[Dataset rows]
►

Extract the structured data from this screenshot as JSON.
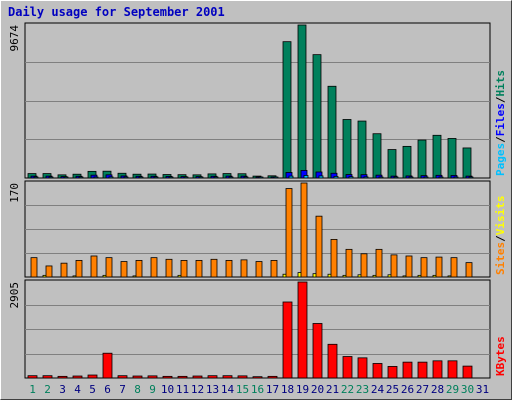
{
  "chart_data": {
    "type": "bar",
    "title": "Daily usage for September 2001",
    "categories": [
      "1",
      "2",
      "3",
      "4",
      "5",
      "6",
      "7",
      "8",
      "9",
      "10",
      "11",
      "12",
      "13",
      "14",
      "15",
      "16",
      "17",
      "18",
      "19",
      "20",
      "21",
      "22",
      "23",
      "24",
      "25",
      "26",
      "27",
      "28",
      "29",
      "30",
      "31"
    ],
    "weekend_days": [
      "1",
      "2",
      "8",
      "9",
      "15",
      "16",
      "22",
      "23",
      "29",
      "30"
    ],
    "colors": {
      "background": "#c0c0c0",
      "title": "#0000c0",
      "hits": "#00805c",
      "files": "#0000ff",
      "pages": "#00c0ff",
      "visits": "#ffff00",
      "sites": "#ff8000",
      "kbytes": "#ff0000",
      "weekday_label": "#000080",
      "weekend_label": "#00805c"
    },
    "panels": [
      {
        "max_label": "9674",
        "ylim": [
          0,
          9674
        ],
        "legend": [
          {
            "text": "Hits",
            "color": "#00805c"
          },
          {
            "text": "/",
            "color": "#000000"
          },
          {
            "text": "Files",
            "color": "#0000ff"
          },
          {
            "text": "/",
            "color": "#000000"
          },
          {
            "text": "Pages",
            "color": "#00c0ff"
          }
        ],
        "series": [
          {
            "name": "Hits",
            "color": "#00805c",
            "values": [
              280,
              280,
              200,
              240,
              420,
              430,
              300,
              240,
              250,
              220,
              210,
              200,
              260,
              280,
              270,
              120,
              140,
              8620,
              9674,
              7800,
              5800,
              3700,
              3600,
              2800,
              1800,
              2000,
              2400,
              2700,
              2500,
              1900,
              0
            ]
          },
          {
            "name": "Files",
            "color": "#0000ff",
            "values": [
              120,
              120,
              90,
              110,
              180,
              200,
              130,
              110,
              110,
              100,
              90,
              90,
              110,
              120,
              120,
              50,
              60,
              350,
              480,
              380,
              300,
              220,
              210,
              180,
              120,
              130,
              150,
              170,
              160,
              120,
              0
            ]
          },
          {
            "name": "Pages",
            "color": "#00c0ff",
            "values": [
              40,
              40,
              30,
              35,
              60,
              70,
              45,
              40,
              40,
              35,
              30,
              30,
              40,
              40,
              40,
              20,
              20,
              120,
              160,
              130,
              100,
              80,
              70,
              60,
              40,
              45,
              50,
              55,
              50,
              40,
              0
            ]
          }
        ]
      },
      {
        "max_label": "170",
        "ylim": [
          0,
          170
        ],
        "legend": [
          {
            "text": "Visits",
            "color": "#ffff00"
          },
          {
            "text": "/",
            "color": "#000000"
          },
          {
            "text": "Sites",
            "color": "#ff8000"
          }
        ],
        "series": [
          {
            "name": "Visits",
            "color": "#ffff00",
            "values": [
              0,
              3,
              0,
              2,
              0,
              3,
              0,
              2,
              0,
              0,
              3,
              0,
              0,
              0,
              0,
              0,
              0,
              5,
              8,
              6,
              5,
              3,
              4,
              3,
              4,
              2,
              3,
              3,
              2,
              0,
              0
            ]
          },
          {
            "name": "Sites",
            "color": "#ff8000",
            "values": [
              35,
              20,
              25,
              30,
              38,
              35,
              28,
              30,
              35,
              32,
              30,
              30,
              32,
              30,
              31,
              28,
              30,
              160,
              170,
              110,
              68,
              50,
              42,
              50,
              40,
              38,
              35,
              36,
              35,
              26,
              0
            ]
          }
        ]
      },
      {
        "max_label": "2905",
        "ylim": [
          0,
          2905
        ],
        "legend": [
          {
            "text": "KBytes",
            "color": "#ff0000"
          }
        ],
        "series": [
          {
            "name": "KBytes",
            "color": "#ff0000",
            "values": [
              70,
              70,
              50,
              60,
              90,
              750,
              70,
              60,
              65,
              50,
              50,
              60,
              70,
              70,
              65,
              40,
              50,
              2300,
              2905,
              1650,
              1020,
              650,
              610,
              440,
              350,
              480,
              480,
              520,
              520,
              360,
              0
            ]
          }
        ]
      }
    ]
  }
}
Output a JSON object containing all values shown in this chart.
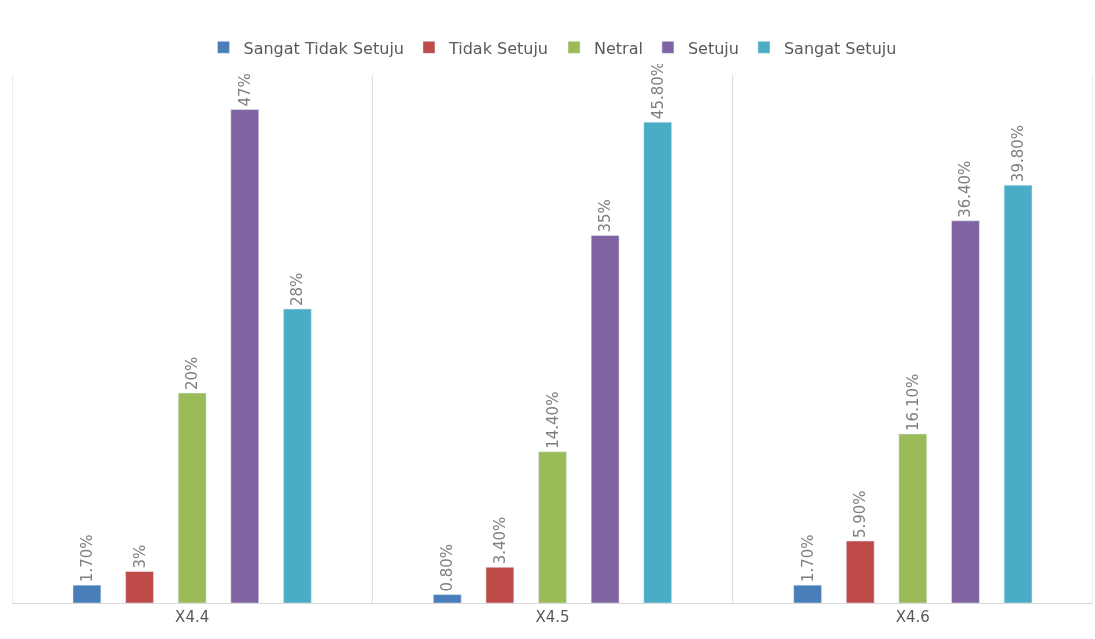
{
  "chart_data": {
    "type": "bar",
    "categories": [
      "X4.4",
      "X4.5",
      "X4.6"
    ],
    "series": [
      {
        "name": "Sangat Tidak Setuju",
        "color": "#4a7ebb",
        "values": [
          1.7,
          0.8,
          1.7
        ],
        "value_labels": [
          "1.70%",
          "0.80%",
          "1.70%"
        ]
      },
      {
        "name": "Tidak Setuju",
        "color": "#be4b48",
        "values": [
          3,
          3.4,
          5.9
        ],
        "value_labels": [
          "3%",
          "3.40%",
          "5.90%"
        ]
      },
      {
        "name": "Netral",
        "color": "#9bbb59",
        "values": [
          20,
          14.4,
          16.1
        ],
        "value_labels": [
          "20%",
          "14.40%",
          "16.10%"
        ]
      },
      {
        "name": "Setuju",
        "color": "#8064a2",
        "values": [
          47,
          35,
          36.4
        ],
        "value_labels": [
          "47%",
          "35%",
          "36.40%"
        ]
      },
      {
        "name": "Sangat Setuju",
        "color": "#4bacc6",
        "values": [
          28,
          45.8,
          39.8
        ],
        "value_labels": [
          "28%",
          "45.80%",
          "39.80%"
        ]
      }
    ],
    "grid": "x",
    "legend": "top"
  }
}
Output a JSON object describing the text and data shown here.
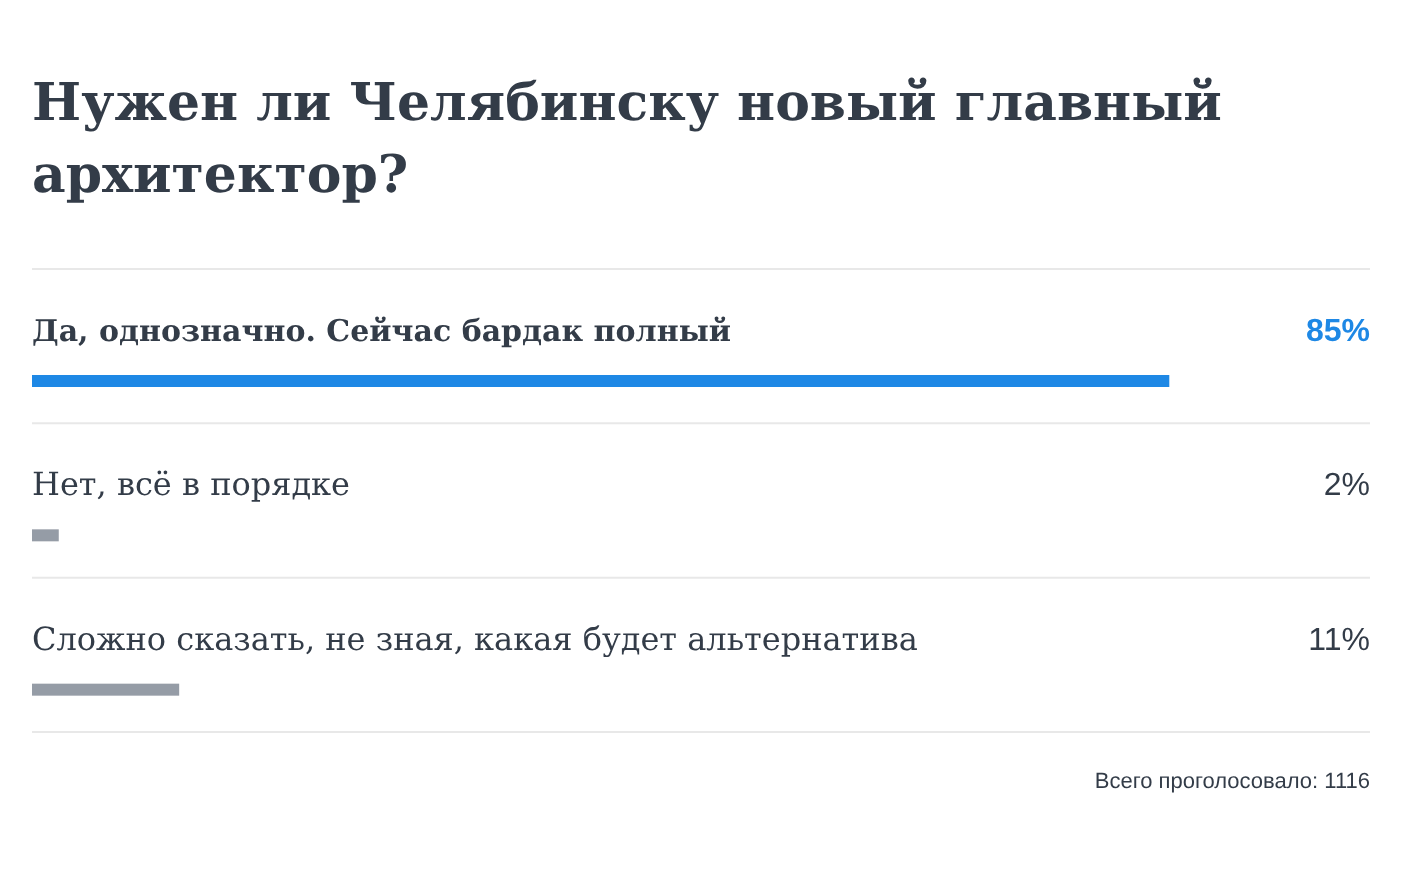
{
  "chart_data": {
    "type": "bar",
    "orientation": "horizontal",
    "title": "Нужен ли Челябинску новый главный архитектор?",
    "categories": [
      "Да, однозначно. Сейчас бардак полный",
      "Нет, всё в порядке",
      "Сложно сказать, не зная, какая будет альтернатива"
    ],
    "values": [
      85,
      2,
      11
    ],
    "colors": [
      "#1e88e5",
      "#959ca6",
      "#959ca6"
    ],
    "value_labels": [
      "85%",
      "2%",
      "11%"
    ],
    "xlim": [
      0,
      100
    ],
    "annotations": [
      "Всего проголосовало: 1116"
    ]
  }
}
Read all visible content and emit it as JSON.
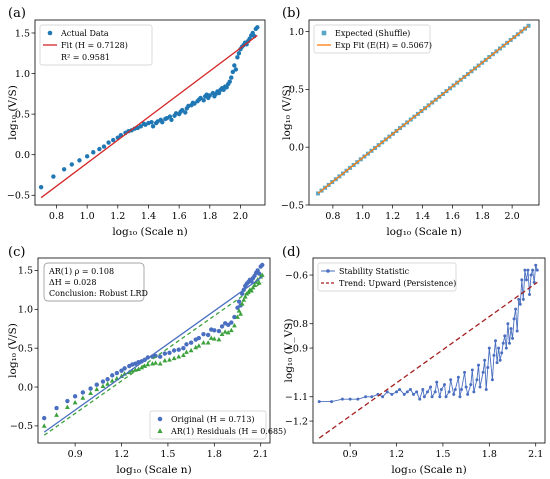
{
  "chart_data": [
    {
      "id": "a",
      "type": "scatter",
      "panel_label": "(a)",
      "xlabel": "log₁₀ (Scale n)",
      "ylabel": "log₁₀ (V/S)",
      "xlim": [
        0.66,
        2.16
      ],
      "ylim": [
        -0.62,
        1.66
      ],
      "xticks": [
        0.8,
        1.0,
        1.2,
        1.4,
        1.6,
        1.8,
        2.0
      ],
      "yticks": [
        -0.5,
        0.0,
        0.5,
        1.0,
        1.5
      ],
      "xtick_labels": [
        "0.8",
        "1.0",
        "1.2",
        "1.4",
        "1.6",
        "1.8",
        "2.0"
      ],
      "ytick_labels": [
        "−0.5",
        "0.0",
        "0.5",
        "1.0",
        "1.5"
      ],
      "legend_position": "top-left",
      "legend": [
        {
          "label": "Actual Data",
          "kind": "dot",
          "color": "#1f77b4"
        },
        {
          "label": "Fit (H = 0.7128)",
          "kind": "line",
          "color": "#d62728"
        },
        {
          "label": "R² = 0.9581",
          "kind": "none"
        }
      ],
      "series": [
        {
          "name": "Actual Data",
          "kind": "scatter",
          "color": "#1f77b4",
          "x": [
            0.7,
            0.78,
            0.85,
            0.9,
            0.95,
            1.0,
            1.04,
            1.08,
            1.11,
            1.14,
            1.17,
            1.2,
            1.22,
            1.25,
            1.27,
            1.29,
            1.31,
            1.33,
            1.35,
            1.37,
            1.38,
            1.4,
            1.42,
            1.43,
            1.45,
            1.46,
            1.48,
            1.49,
            1.51,
            1.52,
            1.54,
            1.55,
            1.57,
            1.58,
            1.6,
            1.61,
            1.62,
            1.64,
            1.65,
            1.66,
            1.68,
            1.69,
            1.7,
            1.72,
            1.73,
            1.74,
            1.76,
            1.77,
            1.78,
            1.79,
            1.8,
            1.82,
            1.83,
            1.84,
            1.85,
            1.86,
            1.87,
            1.88,
            1.89,
            1.9,
            1.91,
            1.92,
            1.93,
            1.94,
            1.95,
            1.96,
            1.97,
            1.98,
            1.99,
            2.0,
            2.01,
            2.02,
            2.03,
            2.04,
            2.05,
            2.06,
            2.07,
            2.08,
            2.09,
            2.1,
            2.11
          ],
          "y": [
            -0.4,
            -0.27,
            -0.18,
            -0.12,
            -0.07,
            -0.02,
            0.03,
            0.07,
            0.1,
            0.15,
            0.18,
            0.21,
            0.24,
            0.27,
            0.29,
            0.3,
            0.32,
            0.33,
            0.35,
            0.38,
            0.37,
            0.39,
            0.4,
            0.35,
            0.39,
            0.41,
            0.43,
            0.4,
            0.44,
            0.45,
            0.47,
            0.43,
            0.48,
            0.51,
            0.5,
            0.53,
            0.55,
            0.52,
            0.57,
            0.6,
            0.61,
            0.64,
            0.63,
            0.66,
            0.68,
            0.7,
            0.67,
            0.72,
            0.74,
            0.7,
            0.73,
            0.76,
            0.72,
            0.75,
            0.78,
            0.76,
            0.8,
            0.82,
            0.8,
            0.84,
            0.83,
            0.87,
            0.9,
            0.95,
            1.02,
            1.1,
            1.05,
            1.2,
            1.25,
            1.3,
            1.33,
            1.35,
            1.38,
            1.36,
            1.4,
            1.43,
            1.47,
            1.5,
            1.46,
            1.55,
            1.57
          ]
        },
        {
          "name": "Fit (H = 0.7128)",
          "kind": "line",
          "color": "#d62728",
          "x": [
            0.7,
            2.11
          ],
          "y": [
            -0.53,
            1.47
          ]
        }
      ]
    },
    {
      "id": "b",
      "type": "scatter",
      "panel_label": "(b)",
      "xlabel": "log₁₀ (Scale n)",
      "ylabel": "log₁₀ (V/S)",
      "xlim": [
        0.64,
        2.18
      ],
      "ylim": [
        -0.5,
        1.1
      ],
      "xticks": [
        0.8,
        1.0,
        1.2,
        1.4,
        1.6,
        1.8,
        2.0
      ],
      "yticks": [
        -0.5,
        0.0,
        0.5,
        1.0
      ],
      "xtick_labels": [
        "0.8",
        "1.0",
        "1.2",
        "1.4",
        "1.6",
        "1.8",
        "2.0"
      ],
      "ytick_labels": [
        "−0.5",
        "0.0",
        "0.5",
        "1.0"
      ],
      "legend_position": "top-left",
      "legend": [
        {
          "label": "Expected (Shuffle)",
          "kind": "square",
          "color": "#5aa6c6"
        },
        {
          "label": "Exp Fit (E(H) = 0.5067)",
          "kind": "line",
          "color": "#ff7f0e"
        }
      ],
      "series": [
        {
          "name": "Expected (Shuffle)",
          "kind": "scatter-square",
          "color": "#5aa6c6",
          "x_start": 0.7,
          "x_end": 2.11,
          "n": 60,
          "y_start": -0.4,
          "y_end": 1.05
        },
        {
          "name": "Exp Fit (E(H) = 0.5067)",
          "kind": "line",
          "color": "#ff7f0e",
          "x": [
            0.7,
            2.11
          ],
          "y": [
            -0.4,
            1.05
          ]
        }
      ]
    },
    {
      "id": "c",
      "type": "scatter",
      "panel_label": "(c)",
      "xlabel": "log₁₀ (Scale n)",
      "ylabel": "log₁₀ (V/S)",
      "xlim": [
        0.66,
        2.16
      ],
      "ylim": [
        -0.72,
        1.66
      ],
      "xticks": [
        0.9,
        1.2,
        1.5,
        1.8,
        2.1
      ],
      "yticks": [
        -0.5,
        0.0,
        0.5,
        1.0,
        1.5
      ],
      "xtick_labels": [
        "0.9",
        "1.2",
        "1.5",
        "1.8",
        "2.1"
      ],
      "ytick_labels": [
        "−0.5",
        "0.0",
        "0.5",
        "1.0",
        "1.5"
      ],
      "annotation": [
        "AR(1) ρ = 0.108",
        "ΔH = 0.028",
        "Conclusion: Robust LRD"
      ],
      "legend_position": "bottom-right",
      "legend": [
        {
          "label": "Original (H = 0.713)",
          "kind": "dot",
          "color": "#4a6fc0"
        },
        {
          "label": "AR(1) Residuals (H = 0.685)",
          "kind": "triangle",
          "color": "#3ca13c"
        }
      ],
      "series": [
        {
          "name": "Original (H = 0.713)",
          "kind": "scatter",
          "color": "#4a6fc0",
          "x": [
            0.7,
            0.78,
            0.85,
            0.9,
            0.95,
            1.0,
            1.04,
            1.08,
            1.11,
            1.14,
            1.17,
            1.2,
            1.22,
            1.25,
            1.27,
            1.29,
            1.31,
            1.33,
            1.35,
            1.37,
            1.4,
            1.42,
            1.45,
            1.48,
            1.51,
            1.54,
            1.57,
            1.6,
            1.62,
            1.65,
            1.68,
            1.7,
            1.73,
            1.76,
            1.78,
            1.8,
            1.83,
            1.85,
            1.87,
            1.89,
            1.91,
            1.93,
            1.95,
            1.96,
            1.97,
            1.98,
            1.99,
            2.0,
            2.01,
            2.02,
            2.03,
            2.04,
            2.05,
            2.06,
            2.07,
            2.08,
            2.09,
            2.1,
            2.11
          ],
          "y": [
            -0.4,
            -0.27,
            -0.18,
            -0.12,
            -0.07,
            -0.02,
            0.03,
            0.07,
            0.1,
            0.15,
            0.18,
            0.21,
            0.24,
            0.27,
            0.29,
            0.3,
            0.32,
            0.33,
            0.35,
            0.38,
            0.39,
            0.4,
            0.39,
            0.43,
            0.44,
            0.47,
            0.48,
            0.5,
            0.55,
            0.57,
            0.61,
            0.63,
            0.68,
            0.67,
            0.74,
            0.73,
            0.72,
            0.78,
            0.82,
            0.8,
            0.83,
            0.9,
            1.02,
            1.1,
            1.05,
            1.2,
            1.25,
            1.3,
            1.33,
            1.35,
            1.38,
            1.36,
            1.4,
            1.43,
            1.47,
            1.5,
            1.46,
            1.55,
            1.57
          ]
        },
        {
          "name": "AR(1) Residuals (H = 0.685)",
          "kind": "scatter-triangle",
          "color": "#3ca13c",
          "x": [
            0.7,
            0.78,
            0.85,
            0.9,
            0.95,
            1.0,
            1.04,
            1.08,
            1.11,
            1.14,
            1.17,
            1.2,
            1.22,
            1.25,
            1.27,
            1.29,
            1.31,
            1.33,
            1.35,
            1.37,
            1.4,
            1.42,
            1.45,
            1.48,
            1.51,
            1.54,
            1.57,
            1.6,
            1.62,
            1.65,
            1.68,
            1.7,
            1.73,
            1.76,
            1.78,
            1.8,
            1.83,
            1.85,
            1.87,
            1.89,
            1.91,
            1.93,
            1.95,
            1.96,
            1.97,
            1.98,
            1.99,
            2.0,
            2.01,
            2.02,
            2.03,
            2.04,
            2.05,
            2.06,
            2.07,
            2.08,
            2.09,
            2.1,
            2.11
          ],
          "y": [
            -0.5,
            -0.36,
            -0.26,
            -0.2,
            -0.14,
            -0.08,
            -0.03,
            0.01,
            0.04,
            0.08,
            0.11,
            0.14,
            0.17,
            0.19,
            0.21,
            0.22,
            0.23,
            0.25,
            0.27,
            0.29,
            0.3,
            0.31,
            0.3,
            0.34,
            0.35,
            0.37,
            0.39,
            0.41,
            0.45,
            0.47,
            0.51,
            0.53,
            0.57,
            0.57,
            0.63,
            0.62,
            0.61,
            0.68,
            0.71,
            0.7,
            0.73,
            0.79,
            0.9,
            0.98,
            0.94,
            1.07,
            1.12,
            1.16,
            1.2,
            1.22,
            1.25,
            1.24,
            1.28,
            1.31,
            1.35,
            1.38,
            1.34,
            1.42,
            1.44
          ]
        },
        {
          "name": "",
          "kind": "line",
          "color": "#4a6fc0",
          "dash": "",
          "x": [
            0.7,
            2.11
          ],
          "y": [
            -0.58,
            1.42
          ]
        },
        {
          "name": "",
          "kind": "line",
          "color": "#3ca13c",
          "dash": "4,3",
          "x": [
            0.7,
            2.11
          ],
          "y": [
            -0.62,
            1.35
          ]
        }
      ]
    },
    {
      "id": "d",
      "type": "line",
      "panel_label": "(d)",
      "xlabel": "log₁₀ (Scale n)",
      "ylabel": "log₁₀ (V_VS)",
      "xlim": [
        0.66,
        2.16
      ],
      "ylim": [
        -1.29,
        -0.53
      ],
      "xticks": [
        0.9,
        1.2,
        1.5,
        1.8,
        2.1
      ],
      "yticks": [
        -1.2,
        -1.1,
        -0.9,
        -0.8,
        -0.6
      ],
      "xtick_labels": [
        "0.9",
        "1.2",
        "1.5",
        "1.8",
        "2.1"
      ],
      "ytick_labels": [
        "−1.2",
        "−1.1",
        "−0.9",
        "−0.8",
        "−0.6"
      ],
      "legend_position": "top-left",
      "legend": [
        {
          "label": "Stability Statistic",
          "kind": "line-dot",
          "color": "#4a6fc0"
        },
        {
          "label": "Trend: Upward (Persistence)",
          "kind": "dash",
          "color": "#a31f1f"
        }
      ],
      "series": [
        {
          "name": "Stability Statistic",
          "kind": "line-dot",
          "color": "#4a6fc0",
          "x": [
            0.7,
            0.78,
            0.85,
            0.9,
            0.95,
            1.0,
            1.04,
            1.08,
            1.11,
            1.14,
            1.17,
            1.2,
            1.22,
            1.25,
            1.27,
            1.29,
            1.31,
            1.33,
            1.35,
            1.37,
            1.38,
            1.4,
            1.42,
            1.43,
            1.45,
            1.46,
            1.48,
            1.49,
            1.51,
            1.52,
            1.54,
            1.55,
            1.57,
            1.58,
            1.6,
            1.61,
            1.62,
            1.64,
            1.65,
            1.66,
            1.68,
            1.69,
            1.7,
            1.72,
            1.73,
            1.74,
            1.76,
            1.77,
            1.78,
            1.79,
            1.8,
            1.82,
            1.83,
            1.84,
            1.85,
            1.86,
            1.87,
            1.88,
            1.89,
            1.9,
            1.91,
            1.92,
            1.93,
            1.94,
            1.95,
            1.96,
            1.97,
            1.98,
            1.99,
            2.0,
            2.01,
            2.02,
            2.03,
            2.04,
            2.05,
            2.06,
            2.07,
            2.08,
            2.09,
            2.1,
            2.11
          ],
          "y": [
            -1.12,
            -1.12,
            -1.11,
            -1.11,
            -1.11,
            -1.1,
            -1.1,
            -1.09,
            -1.1,
            -1.08,
            -1.09,
            -1.08,
            -1.07,
            -1.09,
            -1.08,
            -1.07,
            -1.09,
            -1.08,
            -1.11,
            -1.07,
            -1.1,
            -1.08,
            -1.06,
            -1.1,
            -1.08,
            -1.04,
            -1.1,
            -1.07,
            -1.05,
            -1.1,
            -1.08,
            -1.03,
            -1.09,
            -1.07,
            -1.02,
            -1.1,
            -1.07,
            -1.0,
            -1.06,
            -1.09,
            -1.05,
            -0.99,
            -1.08,
            -1.03,
            -0.97,
            -1.06,
            -1.0,
            -0.95,
            -1.07,
            -0.98,
            -0.9,
            -1.03,
            -0.93,
            -0.87,
            -0.96,
            -0.9,
            -0.95,
            -0.92,
            -0.88,
            -0.85,
            -0.9,
            -0.8,
            -0.88,
            -0.82,
            -0.86,
            -0.78,
            -0.74,
            -0.83,
            -0.7,
            -0.72,
            -0.62,
            -0.7,
            -0.58,
            -0.62,
            -0.58,
            -0.68,
            -0.6,
            -0.58,
            -0.63,
            -0.56,
            -0.58
          ]
        },
        {
          "name": "Trend: Upward (Persistence)",
          "kind": "line",
          "color": "#a31f1f",
          "dash": "5,3",
          "x": [
            0.7,
            2.11
          ],
          "y": [
            -1.27,
            -0.63
          ]
        }
      ]
    }
  ]
}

◄

How many lines of these entries contain "object"? Answer with the number and nothing else.

2